** GOAL OF THE EXERCISE **
Write the lines from the first one through the line with "last-login-cell: 11/16/22, 7:00" as a JSON list of strings, one string per line and no blank lines.

** INPUT MATERIAL **
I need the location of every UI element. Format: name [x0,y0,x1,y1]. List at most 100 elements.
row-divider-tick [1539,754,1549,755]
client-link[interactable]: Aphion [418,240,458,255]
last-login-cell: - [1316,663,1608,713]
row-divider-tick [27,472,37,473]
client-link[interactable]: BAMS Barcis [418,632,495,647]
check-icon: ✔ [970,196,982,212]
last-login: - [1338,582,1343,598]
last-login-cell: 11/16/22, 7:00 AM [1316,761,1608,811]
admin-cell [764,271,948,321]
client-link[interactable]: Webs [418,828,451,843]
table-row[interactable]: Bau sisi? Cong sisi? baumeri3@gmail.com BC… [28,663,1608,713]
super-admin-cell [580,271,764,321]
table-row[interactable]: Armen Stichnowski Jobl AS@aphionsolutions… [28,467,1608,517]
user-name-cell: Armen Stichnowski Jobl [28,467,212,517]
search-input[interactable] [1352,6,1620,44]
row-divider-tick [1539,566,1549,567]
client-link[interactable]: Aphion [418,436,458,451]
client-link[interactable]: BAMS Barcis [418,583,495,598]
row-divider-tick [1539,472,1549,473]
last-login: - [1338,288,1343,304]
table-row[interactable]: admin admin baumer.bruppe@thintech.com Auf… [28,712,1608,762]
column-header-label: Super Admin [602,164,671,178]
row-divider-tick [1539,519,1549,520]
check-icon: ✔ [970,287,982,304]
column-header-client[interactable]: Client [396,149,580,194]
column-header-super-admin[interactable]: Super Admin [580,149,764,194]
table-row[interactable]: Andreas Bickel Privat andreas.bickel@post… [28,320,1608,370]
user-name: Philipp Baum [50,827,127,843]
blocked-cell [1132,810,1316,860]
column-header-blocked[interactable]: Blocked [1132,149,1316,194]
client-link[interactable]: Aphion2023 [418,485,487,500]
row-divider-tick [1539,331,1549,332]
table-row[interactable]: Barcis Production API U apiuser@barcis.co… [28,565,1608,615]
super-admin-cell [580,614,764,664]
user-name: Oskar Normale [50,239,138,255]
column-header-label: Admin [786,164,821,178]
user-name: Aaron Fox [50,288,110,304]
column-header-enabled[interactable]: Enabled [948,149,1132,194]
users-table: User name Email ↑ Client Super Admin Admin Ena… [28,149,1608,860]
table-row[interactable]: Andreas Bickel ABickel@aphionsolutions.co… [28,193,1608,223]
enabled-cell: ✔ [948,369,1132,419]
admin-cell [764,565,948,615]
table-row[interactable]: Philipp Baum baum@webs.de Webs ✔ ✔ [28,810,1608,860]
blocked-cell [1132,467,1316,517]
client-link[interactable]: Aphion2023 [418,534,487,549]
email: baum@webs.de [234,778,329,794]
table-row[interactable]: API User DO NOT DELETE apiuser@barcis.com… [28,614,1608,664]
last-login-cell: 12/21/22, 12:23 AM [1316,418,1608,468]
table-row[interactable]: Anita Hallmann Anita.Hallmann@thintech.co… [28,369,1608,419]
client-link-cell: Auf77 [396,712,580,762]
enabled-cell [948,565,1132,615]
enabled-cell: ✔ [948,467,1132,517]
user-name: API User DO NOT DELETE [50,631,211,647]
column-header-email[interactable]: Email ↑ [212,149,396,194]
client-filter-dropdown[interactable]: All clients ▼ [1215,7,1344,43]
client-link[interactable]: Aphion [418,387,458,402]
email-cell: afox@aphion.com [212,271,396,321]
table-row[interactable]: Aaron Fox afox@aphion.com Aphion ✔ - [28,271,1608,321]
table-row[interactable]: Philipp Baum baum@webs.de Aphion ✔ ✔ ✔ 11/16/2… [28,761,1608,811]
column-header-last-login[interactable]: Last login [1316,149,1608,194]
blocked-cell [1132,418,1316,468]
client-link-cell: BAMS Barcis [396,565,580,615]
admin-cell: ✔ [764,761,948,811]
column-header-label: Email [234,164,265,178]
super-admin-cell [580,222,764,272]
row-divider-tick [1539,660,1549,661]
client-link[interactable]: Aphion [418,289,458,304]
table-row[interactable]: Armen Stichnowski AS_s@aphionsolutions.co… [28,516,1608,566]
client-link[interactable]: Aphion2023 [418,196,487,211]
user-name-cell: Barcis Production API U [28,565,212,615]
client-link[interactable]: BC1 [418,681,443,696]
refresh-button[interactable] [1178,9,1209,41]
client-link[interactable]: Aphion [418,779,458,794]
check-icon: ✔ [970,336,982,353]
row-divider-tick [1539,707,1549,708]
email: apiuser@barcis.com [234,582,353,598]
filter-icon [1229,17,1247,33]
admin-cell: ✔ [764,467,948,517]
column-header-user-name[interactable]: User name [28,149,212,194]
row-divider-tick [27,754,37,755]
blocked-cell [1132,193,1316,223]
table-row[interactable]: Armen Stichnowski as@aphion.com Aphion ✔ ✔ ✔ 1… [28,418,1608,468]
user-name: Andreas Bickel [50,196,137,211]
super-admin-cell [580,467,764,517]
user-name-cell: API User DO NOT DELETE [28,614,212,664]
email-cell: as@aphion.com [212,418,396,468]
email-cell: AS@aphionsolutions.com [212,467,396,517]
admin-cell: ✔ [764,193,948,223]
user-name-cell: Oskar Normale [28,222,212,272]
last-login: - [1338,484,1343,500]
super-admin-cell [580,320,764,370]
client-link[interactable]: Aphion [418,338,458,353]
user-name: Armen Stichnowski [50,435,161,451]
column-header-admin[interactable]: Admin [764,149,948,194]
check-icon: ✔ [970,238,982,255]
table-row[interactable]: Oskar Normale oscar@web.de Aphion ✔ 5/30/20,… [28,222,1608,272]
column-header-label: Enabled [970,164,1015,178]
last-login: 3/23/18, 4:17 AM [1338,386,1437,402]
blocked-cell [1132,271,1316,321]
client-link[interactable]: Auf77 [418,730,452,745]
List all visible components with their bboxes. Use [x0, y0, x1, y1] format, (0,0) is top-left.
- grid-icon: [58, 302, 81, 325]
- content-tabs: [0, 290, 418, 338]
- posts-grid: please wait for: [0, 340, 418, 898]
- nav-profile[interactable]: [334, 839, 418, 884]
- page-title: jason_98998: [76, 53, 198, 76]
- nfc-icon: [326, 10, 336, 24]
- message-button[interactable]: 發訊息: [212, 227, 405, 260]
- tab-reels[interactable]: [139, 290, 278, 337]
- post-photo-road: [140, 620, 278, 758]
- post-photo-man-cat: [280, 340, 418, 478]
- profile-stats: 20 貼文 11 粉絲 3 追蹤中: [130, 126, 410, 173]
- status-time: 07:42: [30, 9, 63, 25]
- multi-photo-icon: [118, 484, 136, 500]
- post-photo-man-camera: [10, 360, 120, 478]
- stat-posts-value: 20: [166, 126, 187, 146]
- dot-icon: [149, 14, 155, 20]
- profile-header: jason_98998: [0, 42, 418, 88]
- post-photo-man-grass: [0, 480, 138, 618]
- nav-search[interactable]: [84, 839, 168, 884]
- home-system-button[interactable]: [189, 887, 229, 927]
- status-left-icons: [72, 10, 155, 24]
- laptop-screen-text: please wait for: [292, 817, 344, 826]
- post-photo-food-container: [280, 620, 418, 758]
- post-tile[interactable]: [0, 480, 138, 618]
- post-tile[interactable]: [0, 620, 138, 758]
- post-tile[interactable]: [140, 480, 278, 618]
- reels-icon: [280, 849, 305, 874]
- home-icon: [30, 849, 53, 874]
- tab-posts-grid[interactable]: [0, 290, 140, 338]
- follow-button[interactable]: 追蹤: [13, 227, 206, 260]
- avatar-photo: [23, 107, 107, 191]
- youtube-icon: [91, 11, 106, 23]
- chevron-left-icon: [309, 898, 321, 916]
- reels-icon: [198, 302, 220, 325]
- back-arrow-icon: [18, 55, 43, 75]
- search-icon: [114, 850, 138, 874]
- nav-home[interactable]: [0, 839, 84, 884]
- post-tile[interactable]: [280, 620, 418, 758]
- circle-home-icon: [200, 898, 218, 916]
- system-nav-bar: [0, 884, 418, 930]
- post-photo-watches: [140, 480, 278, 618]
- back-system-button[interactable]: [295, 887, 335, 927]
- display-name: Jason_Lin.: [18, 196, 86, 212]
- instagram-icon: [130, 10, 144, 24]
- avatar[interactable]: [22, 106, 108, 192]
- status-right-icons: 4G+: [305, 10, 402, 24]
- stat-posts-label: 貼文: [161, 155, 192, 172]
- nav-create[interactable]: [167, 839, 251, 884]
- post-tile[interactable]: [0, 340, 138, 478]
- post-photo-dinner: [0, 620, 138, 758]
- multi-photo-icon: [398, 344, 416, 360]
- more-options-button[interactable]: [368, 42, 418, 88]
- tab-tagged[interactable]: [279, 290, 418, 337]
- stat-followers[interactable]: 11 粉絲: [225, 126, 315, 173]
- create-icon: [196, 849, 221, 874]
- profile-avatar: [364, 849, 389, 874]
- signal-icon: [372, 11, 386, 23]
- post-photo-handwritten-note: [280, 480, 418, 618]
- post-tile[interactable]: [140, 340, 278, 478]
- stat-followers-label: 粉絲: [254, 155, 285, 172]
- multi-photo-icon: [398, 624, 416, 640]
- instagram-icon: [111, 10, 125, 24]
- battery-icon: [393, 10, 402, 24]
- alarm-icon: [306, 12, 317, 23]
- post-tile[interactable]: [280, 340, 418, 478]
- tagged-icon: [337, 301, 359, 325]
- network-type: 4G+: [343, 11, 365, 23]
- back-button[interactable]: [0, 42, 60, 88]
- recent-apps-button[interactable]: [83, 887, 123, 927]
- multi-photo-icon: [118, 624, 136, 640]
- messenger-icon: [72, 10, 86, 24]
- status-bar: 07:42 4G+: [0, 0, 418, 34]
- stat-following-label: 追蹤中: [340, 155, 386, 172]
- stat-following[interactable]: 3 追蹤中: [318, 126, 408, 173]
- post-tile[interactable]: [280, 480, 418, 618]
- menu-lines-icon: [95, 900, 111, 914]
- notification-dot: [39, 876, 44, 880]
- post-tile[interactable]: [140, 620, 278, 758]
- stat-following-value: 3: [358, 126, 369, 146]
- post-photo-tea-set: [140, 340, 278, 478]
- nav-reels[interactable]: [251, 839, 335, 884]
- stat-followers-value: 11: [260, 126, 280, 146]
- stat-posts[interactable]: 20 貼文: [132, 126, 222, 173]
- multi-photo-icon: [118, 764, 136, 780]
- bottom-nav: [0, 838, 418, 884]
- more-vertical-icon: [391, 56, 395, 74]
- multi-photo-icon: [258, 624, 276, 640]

** COMPLETED TASK **
[
  "I need the location of every UI element. Format: name [x0,y0,x1,y1]. List at most 100 elements.",
  "row-divider-tick [1539,754,1549,755]",
  "client-link[interactable]: Aphion [418,240,458,255]",
  "last-login-cell: - [1316,663,1608,713]",
  "row-divider-tick [27,472,37,473]",
  "client-link[interactable]: BAMS Barcis [418,632,495,647]",
  "check-icon: ✔ [970,196,982,212]",
  "last-login: - [1338,582,1343,598]",
  "last-login-cell: 11/16/22, 7:00 AM [1316,761,1608,811]"
]